Short exercise: Search the material below for the word "After" and copy every line in which it occurs.

Start of Records for processing

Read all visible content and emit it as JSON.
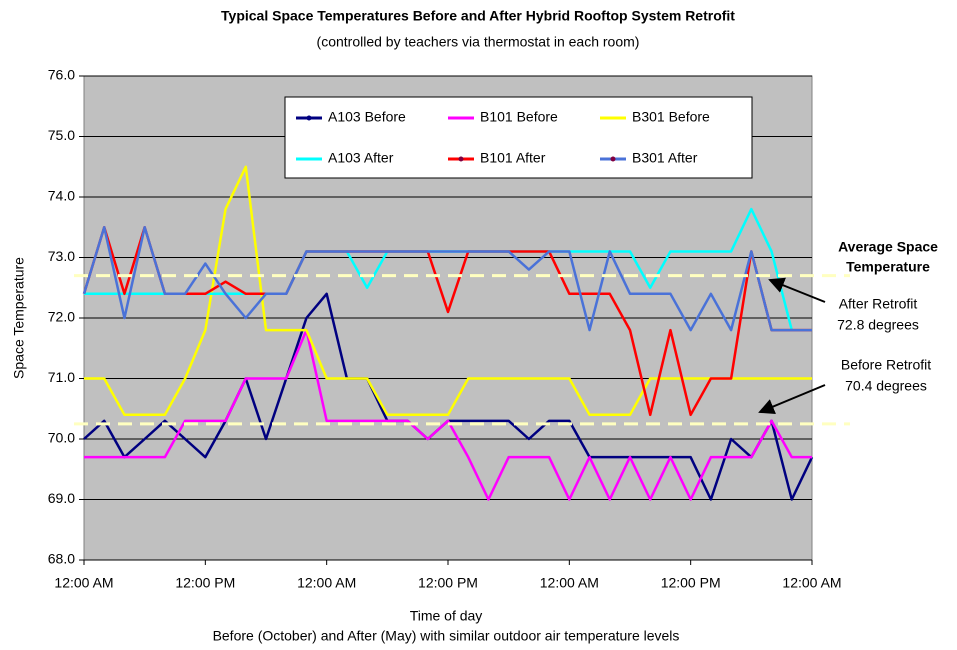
{
  "chart_data": {
    "type": "line",
    "title": "Typical Space Temperatures Before and After Hybrid Rooftop System Retrofit",
    "subtitle": "(controlled by teachers via thermostat in each room)",
    "y_label": "Space Temperature",
    "x_label": "Time of day",
    "x_sublabel": "Before (October) and After (May) with similar outdoor air temperature levels",
    "xlim": [
      0,
      72
    ],
    "xticks": [
      {
        "value": 0,
        "label": "12:00 AM"
      },
      {
        "value": 12,
        "label": "12:00 PM"
      },
      {
        "value": 24,
        "label": "12:00 AM"
      },
      {
        "value": 36,
        "label": "12:00 PM"
      },
      {
        "value": 48,
        "label": "12:00 AM"
      },
      {
        "value": 60,
        "label": "12:00 PM"
      },
      {
        "value": 72,
        "label": "12:00 AM"
      }
    ],
    "ylim": [
      68,
      76
    ],
    "yticks": [
      {
        "value": 68,
        "label": "68.0"
      },
      {
        "value": 69,
        "label": "69.0"
      },
      {
        "value": 70,
        "label": "70.0"
      },
      {
        "value": 71,
        "label": "71.0"
      },
      {
        "value": 72,
        "label": "72.0"
      },
      {
        "value": 73,
        "label": "73.0"
      },
      {
        "value": 74,
        "label": "74.0"
      },
      {
        "value": 75,
        "label": "75.0"
      },
      {
        "value": 76,
        "label": "76.0"
      }
    ],
    "grid": true,
    "x": [
      0,
      2,
      4,
      6,
      8,
      10,
      12,
      14,
      16,
      18,
      20,
      22,
      24,
      26,
      28,
      30,
      32,
      34,
      36,
      38,
      40,
      42,
      44,
      46,
      48,
      50,
      52,
      54,
      56,
      58,
      60,
      62,
      64,
      66,
      68,
      70,
      72
    ],
    "series": [
      {
        "name": "A103 Before",
        "color": "#000080",
        "marker": true,
        "values": [
          70.0,
          70.3,
          69.7,
          70.0,
          70.3,
          70.0,
          69.7,
          70.3,
          71.0,
          70.0,
          71.0,
          72.0,
          72.4,
          71.0,
          71.0,
          70.3,
          70.3,
          70.0,
          70.3,
          70.3,
          70.3,
          70.3,
          70.0,
          70.3,
          70.3,
          69.7,
          69.7,
          69.7,
          69.7,
          69.7,
          69.7,
          69.0,
          70.0,
          69.7,
          70.3,
          69.0,
          69.7
        ]
      },
      {
        "name": "B101 Before",
        "color": "#ff00ff",
        "marker": false,
        "values": [
          69.7,
          69.7,
          69.7,
          69.7,
          69.7,
          70.3,
          70.3,
          70.3,
          71.0,
          71.0,
          71.0,
          71.8,
          70.3,
          70.3,
          70.3,
          70.3,
          70.3,
          70.0,
          70.3,
          69.7,
          69.0,
          69.7,
          69.7,
          69.7,
          69.0,
          69.7,
          69.0,
          69.7,
          69.0,
          69.7,
          69.0,
          69.7,
          69.7,
          69.7,
          70.3,
          69.7,
          69.7
        ]
      },
      {
        "name": "B301 Before",
        "color": "#ffff00",
        "marker": false,
        "values": [
          71.0,
          71.0,
          70.4,
          70.4,
          70.4,
          71.0,
          71.8,
          73.8,
          74.5,
          71.8,
          71.8,
          71.8,
          71.0,
          71.0,
          71.0,
          70.4,
          70.4,
          70.4,
          70.4,
          71.0,
          71.0,
          71.0,
          71.0,
          71.0,
          71.0,
          70.4,
          70.4,
          70.4,
          71.0,
          71.0,
          71.0,
          71.0,
          71.0,
          71.0,
          71.0,
          71.0,
          71.0
        ]
      },
      {
        "name": "A103 After",
        "color": "#00ffff",
        "marker": false,
        "values": [
          72.4,
          72.4,
          72.4,
          72.4,
          72.4,
          72.4,
          72.4,
          72.4,
          72.4,
          72.4,
          72.4,
          73.1,
          73.1,
          73.1,
          72.5,
          73.1,
          73.1,
          73.1,
          73.1,
          73.1,
          73.1,
          73.1,
          73.1,
          73.1,
          73.1,
          73.1,
          73.1,
          73.1,
          72.5,
          73.1,
          73.1,
          73.1,
          73.1,
          73.8,
          73.1,
          71.8,
          null
        ]
      },
      {
        "name": "B101 After",
        "color": "#ff0000",
        "marker": true,
        "values": [
          72.4,
          73.5,
          72.4,
          73.5,
          72.4,
          72.4,
          72.4,
          72.6,
          72.4,
          72.4,
          72.4,
          73.1,
          73.1,
          73.1,
          73.1,
          73.1,
          73.1,
          73.1,
          72.1,
          73.1,
          73.1,
          73.1,
          73.1,
          73.1,
          72.4,
          72.4,
          72.4,
          71.8,
          70.4,
          71.8,
          70.4,
          71.0,
          71.0,
          73.1,
          71.8,
          71.8,
          71.8
        ]
      },
      {
        "name": "B301 After",
        "color": "#4a72d8",
        "marker": true,
        "values": [
          72.4,
          73.5,
          72.0,
          73.5,
          72.4,
          72.4,
          72.9,
          72.4,
          72.0,
          72.4,
          72.4,
          73.1,
          73.1,
          73.1,
          73.1,
          73.1,
          73.1,
          73.1,
          73.1,
          73.1,
          73.1,
          73.1,
          72.8,
          73.1,
          73.1,
          71.8,
          73.1,
          72.4,
          72.4,
          72.4,
          71.8,
          72.4,
          71.8,
          73.1,
          71.8,
          71.8,
          71.8
        ]
      }
    ],
    "reference_lines": [
      {
        "value": 72.7,
        "color": "#ffffc0"
      },
      {
        "value": 70.25,
        "color": "#ffffc0"
      }
    ],
    "annotations": [
      "Average Space",
      "Temperature",
      "After Retrofit",
      "72.8 degrees",
      "Before Retrofit",
      "70.4 degrees"
    ]
  }
}
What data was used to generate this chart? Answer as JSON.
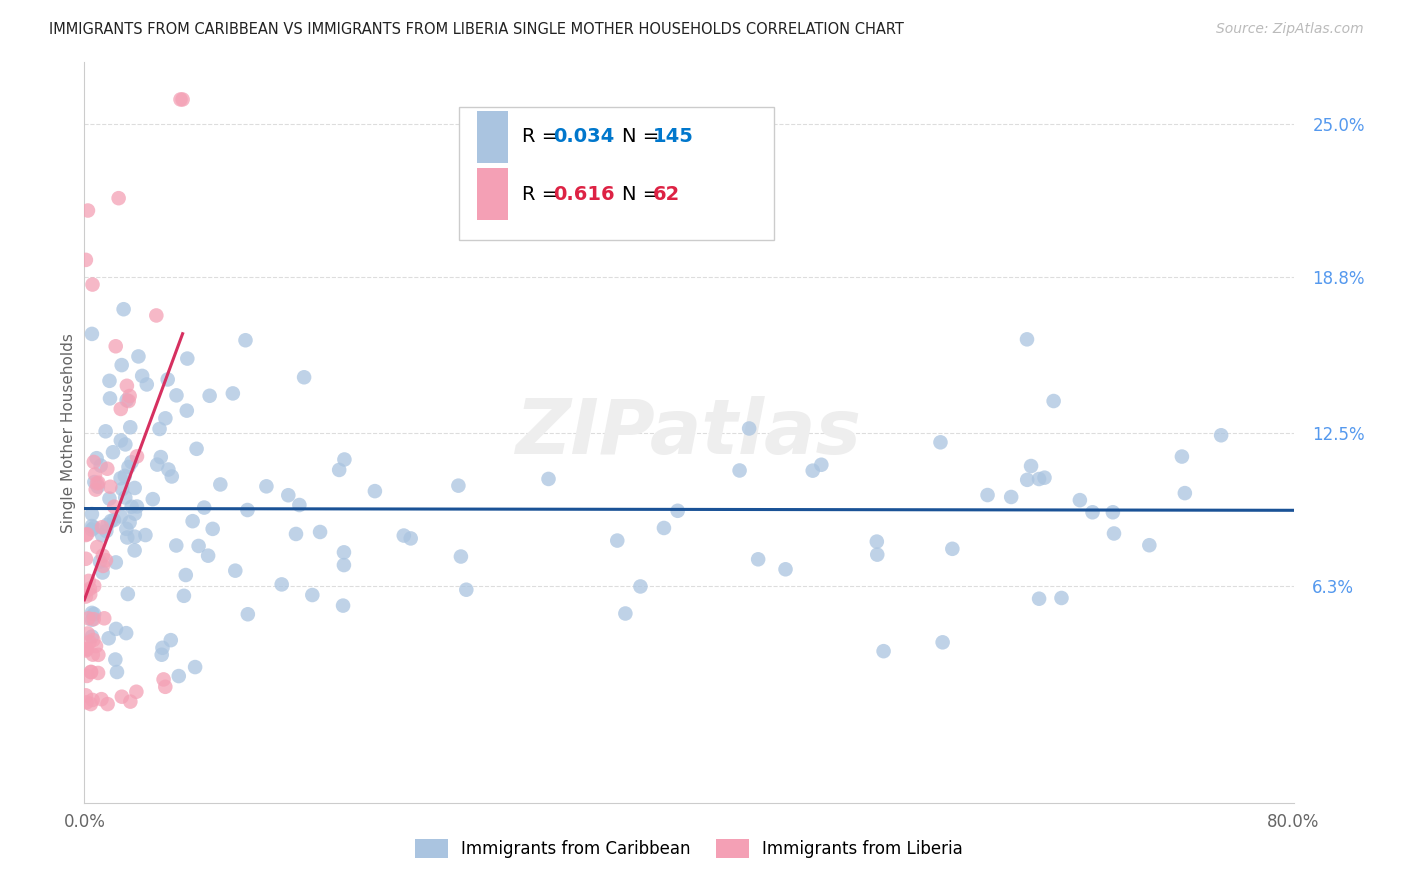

End of Records for processing

Solution for this exercise:
    "title": "Typical Space Temperatures Before and After Hybrid Rooftop System Retrofit",
    "x_sublabel": "Before (October) and After (May) with similar outdoor air temperature levels",
        "name": "A103 After",
        "name": "B101 After",
        "name": "B301 After",
      "After Retrofit",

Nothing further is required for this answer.